— begin —

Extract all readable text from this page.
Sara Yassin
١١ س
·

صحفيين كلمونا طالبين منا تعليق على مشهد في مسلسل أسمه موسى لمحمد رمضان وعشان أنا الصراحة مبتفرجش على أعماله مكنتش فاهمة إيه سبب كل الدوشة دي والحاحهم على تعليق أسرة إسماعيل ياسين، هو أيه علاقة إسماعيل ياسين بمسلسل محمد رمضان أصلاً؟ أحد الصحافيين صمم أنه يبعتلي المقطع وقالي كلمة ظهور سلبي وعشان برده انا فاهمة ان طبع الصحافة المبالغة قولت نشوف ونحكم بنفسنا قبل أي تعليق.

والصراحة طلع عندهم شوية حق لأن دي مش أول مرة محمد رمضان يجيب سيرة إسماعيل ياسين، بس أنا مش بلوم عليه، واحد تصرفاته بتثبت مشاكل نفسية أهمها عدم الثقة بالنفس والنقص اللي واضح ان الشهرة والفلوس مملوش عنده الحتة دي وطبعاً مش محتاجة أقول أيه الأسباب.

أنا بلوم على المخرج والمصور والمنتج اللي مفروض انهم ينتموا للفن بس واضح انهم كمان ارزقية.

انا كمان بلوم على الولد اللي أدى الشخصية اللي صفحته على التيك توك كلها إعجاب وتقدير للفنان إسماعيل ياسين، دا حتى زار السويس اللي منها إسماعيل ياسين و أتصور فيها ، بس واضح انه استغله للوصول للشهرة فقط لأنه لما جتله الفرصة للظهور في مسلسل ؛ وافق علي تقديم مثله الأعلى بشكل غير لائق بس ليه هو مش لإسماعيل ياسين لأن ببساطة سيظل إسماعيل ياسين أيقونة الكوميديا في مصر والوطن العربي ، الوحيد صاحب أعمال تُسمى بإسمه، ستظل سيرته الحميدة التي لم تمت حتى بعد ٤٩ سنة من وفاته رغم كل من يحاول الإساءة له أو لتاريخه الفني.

— end —

• [Stated goal]: Copy every line of the entries above in which "رمضان" occurs.

• [Exercise result]:
صحفيين كلمونا طالبين منا تعليق على مشهد في مسلسل أسمه موسى لمحمد رمضان وعشان أنا الصراحة مبتفرجش على أعماله مكنتش فاهمة إيه سبب كل الدوشة دي والحاحهم على تعليق أسرة إسماعيل ياسين، هو أيه علاقة إسماعيل ياسين بمسلسل محمد رمضان أصلاً؟ أحد الصحافيين صمم أنه يبعتلي المقطع وقالي كلمة ظهور سلبي وعشان برده انا فاهمة ان طبع الصحافة المبالغة قولت نشوف ونحكم بنفسنا قبل أي تعليق.
والصراحة طلع عندهم شوية حق لأن دي مش أول مرة محمد رمضان يجيب سيرة إسماعيل ياسين، بس أنا مش بلوم عليه، واحد تصرفاته بتثبت مشاكل نفسية أهمها عدم الثقة بالنفس والنقص اللي واضح ان الشهرة والفلوس مملوش عنده الحتة دي وطبعاً مش محتاجة أقول أيه الأسباب.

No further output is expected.